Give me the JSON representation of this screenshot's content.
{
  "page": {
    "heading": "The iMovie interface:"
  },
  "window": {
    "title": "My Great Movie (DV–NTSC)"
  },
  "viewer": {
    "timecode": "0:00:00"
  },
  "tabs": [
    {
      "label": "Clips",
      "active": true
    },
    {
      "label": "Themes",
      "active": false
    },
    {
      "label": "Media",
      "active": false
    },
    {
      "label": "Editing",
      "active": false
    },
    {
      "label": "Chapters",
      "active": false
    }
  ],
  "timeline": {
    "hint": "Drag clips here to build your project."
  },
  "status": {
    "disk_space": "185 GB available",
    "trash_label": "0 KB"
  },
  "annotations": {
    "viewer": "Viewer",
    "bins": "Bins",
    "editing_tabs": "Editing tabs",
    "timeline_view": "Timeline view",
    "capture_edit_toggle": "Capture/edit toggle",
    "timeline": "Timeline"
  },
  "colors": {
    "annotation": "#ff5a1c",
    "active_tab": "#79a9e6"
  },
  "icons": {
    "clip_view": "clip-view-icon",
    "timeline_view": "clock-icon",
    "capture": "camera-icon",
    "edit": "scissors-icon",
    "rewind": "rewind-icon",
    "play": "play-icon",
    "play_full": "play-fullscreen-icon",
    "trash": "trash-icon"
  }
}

================================

## AIM OF THE TASK:
Write out the entire listing exactly.

## OUTPUT FOR THIS TASK:
Give me the JSON representation of this screenshot's content.
{
  "page": {
    "heading": "The iMovie interface:"
  },
  "window": {
    "title": "My Great Movie (DV–NTSC)"
  },
  "viewer": {
    "timecode": "0:00:00"
  },
  "tabs": [
    {
      "label": "Clips",
      "active": true
    },
    {
      "label": "Themes",
      "active": false
    },
    {
      "label": "Media",
      "active": false
    },
    {
      "label": "Editing",
      "active": false
    },
    {
      "label": "Chapters",
      "active": false
    }
  ],
  "timeline": {
    "hint": "Drag clips here to build your project."
  },
  "status": {
    "disk_space": "185 GB available",
    "trash_label": "0 KB"
  },
  "annotations": {
    "viewer": "Viewer",
    "bins": "Bins",
    "editing_tabs": "Editing tabs",
    "timeline_view": "Timeline view",
    "capture_edit_toggle": "Capture/edit toggle",
    "timeline": "Timeline"
  },
  "colors": {
    "annotation": "#ff5a1c",
    "active_tab": "#79a9e6"
  },
  "icons": {
    "clip_view": "clip-view-icon",
    "timeline_view": "clock-icon",
    "capture": "camera-icon",
    "edit": "scissors-icon",
    "rewind": "rewind-icon",
    "play": "play-icon",
    "play_full": "play-fullscreen-icon",
    "trash": "trash-icon"
  }
}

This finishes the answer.